#### TASK MATERIAL ####

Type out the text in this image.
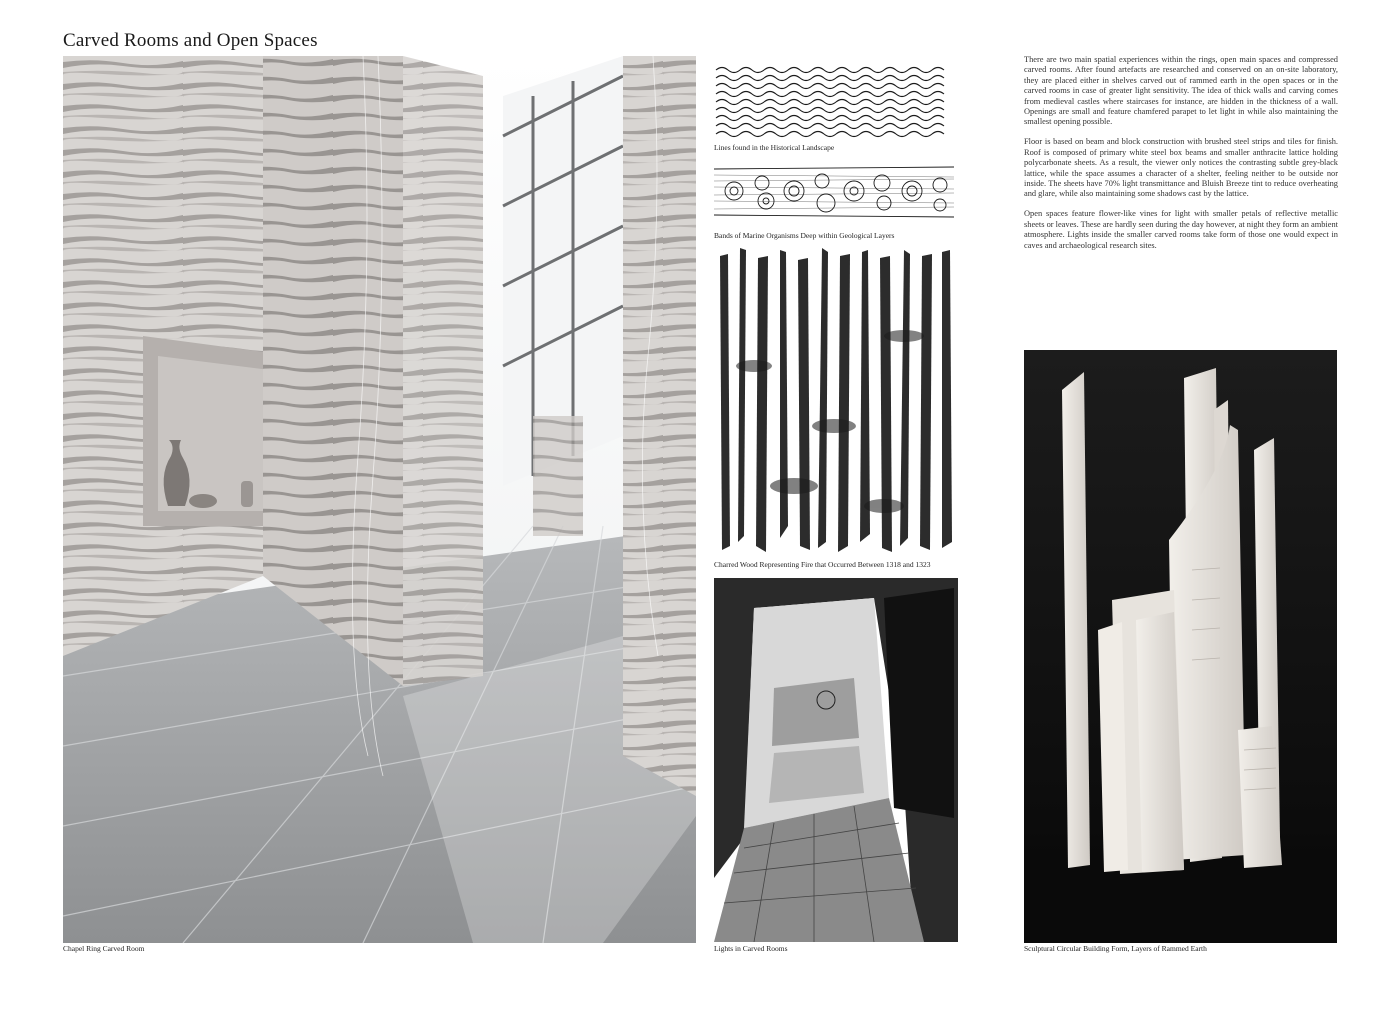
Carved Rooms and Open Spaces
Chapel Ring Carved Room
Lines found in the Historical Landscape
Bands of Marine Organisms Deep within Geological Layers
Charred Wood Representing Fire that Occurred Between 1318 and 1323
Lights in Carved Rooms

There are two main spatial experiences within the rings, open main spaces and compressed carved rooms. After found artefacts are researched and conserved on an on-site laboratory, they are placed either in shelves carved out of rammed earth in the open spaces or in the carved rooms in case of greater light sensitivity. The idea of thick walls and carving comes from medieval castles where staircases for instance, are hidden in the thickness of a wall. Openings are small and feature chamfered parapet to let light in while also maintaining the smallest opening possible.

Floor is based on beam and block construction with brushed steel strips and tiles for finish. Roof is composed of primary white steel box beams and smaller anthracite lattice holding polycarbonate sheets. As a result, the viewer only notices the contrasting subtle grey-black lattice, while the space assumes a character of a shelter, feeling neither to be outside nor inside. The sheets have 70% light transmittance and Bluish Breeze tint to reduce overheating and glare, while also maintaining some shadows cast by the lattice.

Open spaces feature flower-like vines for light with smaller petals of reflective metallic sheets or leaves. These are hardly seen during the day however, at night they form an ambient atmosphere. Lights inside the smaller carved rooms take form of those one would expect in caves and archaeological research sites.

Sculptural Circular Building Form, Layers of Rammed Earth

####

§ **REQUEST**: State the count of lines with the word "Layers" in them, and write nothing else.

§ **EXERCISE RESULT**: 2